(Figure collection entries)
*-*-*

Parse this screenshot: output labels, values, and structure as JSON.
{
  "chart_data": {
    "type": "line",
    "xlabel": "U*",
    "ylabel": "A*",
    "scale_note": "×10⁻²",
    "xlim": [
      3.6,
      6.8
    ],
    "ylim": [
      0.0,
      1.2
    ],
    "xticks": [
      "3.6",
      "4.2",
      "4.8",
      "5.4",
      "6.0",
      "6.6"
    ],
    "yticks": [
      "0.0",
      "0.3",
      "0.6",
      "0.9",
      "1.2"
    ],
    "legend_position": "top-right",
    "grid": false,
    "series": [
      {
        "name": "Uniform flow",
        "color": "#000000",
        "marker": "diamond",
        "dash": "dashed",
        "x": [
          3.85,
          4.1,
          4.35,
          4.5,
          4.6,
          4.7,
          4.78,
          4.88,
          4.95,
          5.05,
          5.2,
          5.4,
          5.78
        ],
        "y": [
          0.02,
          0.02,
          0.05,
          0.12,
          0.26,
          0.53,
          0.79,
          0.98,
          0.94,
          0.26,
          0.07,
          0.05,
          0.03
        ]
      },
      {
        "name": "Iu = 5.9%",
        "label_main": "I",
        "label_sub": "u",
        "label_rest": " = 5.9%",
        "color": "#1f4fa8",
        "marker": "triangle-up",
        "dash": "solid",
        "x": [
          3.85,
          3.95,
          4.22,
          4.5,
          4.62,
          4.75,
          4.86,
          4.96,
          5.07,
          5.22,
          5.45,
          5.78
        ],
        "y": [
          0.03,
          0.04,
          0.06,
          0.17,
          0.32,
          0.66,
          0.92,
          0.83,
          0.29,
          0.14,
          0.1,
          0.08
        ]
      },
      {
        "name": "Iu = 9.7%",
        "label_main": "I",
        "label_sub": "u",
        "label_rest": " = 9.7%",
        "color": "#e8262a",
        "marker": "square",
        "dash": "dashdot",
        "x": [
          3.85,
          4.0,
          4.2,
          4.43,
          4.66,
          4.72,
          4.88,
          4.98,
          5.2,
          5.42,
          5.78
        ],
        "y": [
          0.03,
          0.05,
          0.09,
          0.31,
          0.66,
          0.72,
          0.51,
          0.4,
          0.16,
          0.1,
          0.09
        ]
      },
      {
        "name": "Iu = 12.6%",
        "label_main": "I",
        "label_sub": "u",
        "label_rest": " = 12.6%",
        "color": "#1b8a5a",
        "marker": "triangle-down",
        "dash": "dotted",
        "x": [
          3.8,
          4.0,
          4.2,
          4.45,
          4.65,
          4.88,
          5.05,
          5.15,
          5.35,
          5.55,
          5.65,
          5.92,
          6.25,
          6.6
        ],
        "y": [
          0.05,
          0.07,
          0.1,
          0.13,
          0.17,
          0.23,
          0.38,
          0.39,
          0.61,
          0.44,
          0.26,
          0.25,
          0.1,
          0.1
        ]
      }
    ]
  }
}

*-*-*

• _Your instructions_
Reproduce all the records precisely.

• _Solution to this task_
Parse this screenshot: output labels, values, and structure as JSON.
{
  "chart_data": {
    "type": "line",
    "xlabel": "U*",
    "ylabel": "A*",
    "scale_note": "×10⁻²",
    "xlim": [
      3.6,
      6.8
    ],
    "ylim": [
      0.0,
      1.2
    ],
    "xticks": [
      "3.6",
      "4.2",
      "4.8",
      "5.4",
      "6.0",
      "6.6"
    ],
    "yticks": [
      "0.0",
      "0.3",
      "0.6",
      "0.9",
      "1.2"
    ],
    "legend_position": "top-right",
    "grid": false,
    "series": [
      {
        "name": "Uniform flow",
        "color": "#000000",
        "marker": "diamond",
        "dash": "dashed",
        "x": [
          3.85,
          4.1,
          4.35,
          4.5,
          4.6,
          4.7,
          4.78,
          4.88,
          4.95,
          5.05,
          5.2,
          5.4,
          5.78
        ],
        "y": [
          0.02,
          0.02,
          0.05,
          0.12,
          0.26,
          0.53,
          0.79,
          0.98,
          0.94,
          0.26,
          0.07,
          0.05,
          0.03
        ]
      },
      {
        "name": "Iu = 5.9%",
        "label_main": "I",
        "label_sub": "u",
        "label_rest": " = 5.9%",
        "color": "#1f4fa8",
        "marker": "triangle-up",
        "dash": "solid",
        "x": [
          3.85,
          3.95,
          4.22,
          4.5,
          4.62,
          4.75,
          4.86,
          4.96,
          5.07,
          5.22,
          5.45,
          5.78
        ],
        "y": [
          0.03,
          0.04,
          0.06,
          0.17,
          0.32,
          0.66,
          0.92,
          0.83,
          0.29,
          0.14,
          0.1,
          0.08
        ]
      },
      {
        "name": "Iu = 9.7%",
        "label_main": "I",
        "label_sub": "u",
        "label_rest": " = 9.7%",
        "color": "#e8262a",
        "marker": "square",
        "dash": "dashdot",
        "x": [
          3.85,
          4.0,
          4.2,
          4.43,
          4.66,
          4.72,
          4.88,
          4.98,
          5.2,
          5.42,
          5.78
        ],
        "y": [
          0.03,
          0.05,
          0.09,
          0.31,
          0.66,
          0.72,
          0.51,
          0.4,
          0.16,
          0.1,
          0.09
        ]
      },
      {
        "name": "Iu = 12.6%",
        "label_main": "I",
        "label_sub": "u",
        "label_rest": " = 12.6%",
        "color": "#1b8a5a",
        "marker": "triangle-down",
        "dash": "dotted",
        "x": [
          3.8,
          4.0,
          4.2,
          4.45,
          4.65,
          4.88,
          5.05,
          5.15,
          5.35,
          5.55,
          5.65,
          5.92,
          6.25,
          6.6
        ],
        "y": [
          0.05,
          0.07,
          0.1,
          0.13,
          0.17,
          0.23,
          0.38,
          0.39,
          0.61,
          0.44,
          0.26,
          0.25,
          0.1,
          0.1
        ]
      }
    ]
  }
}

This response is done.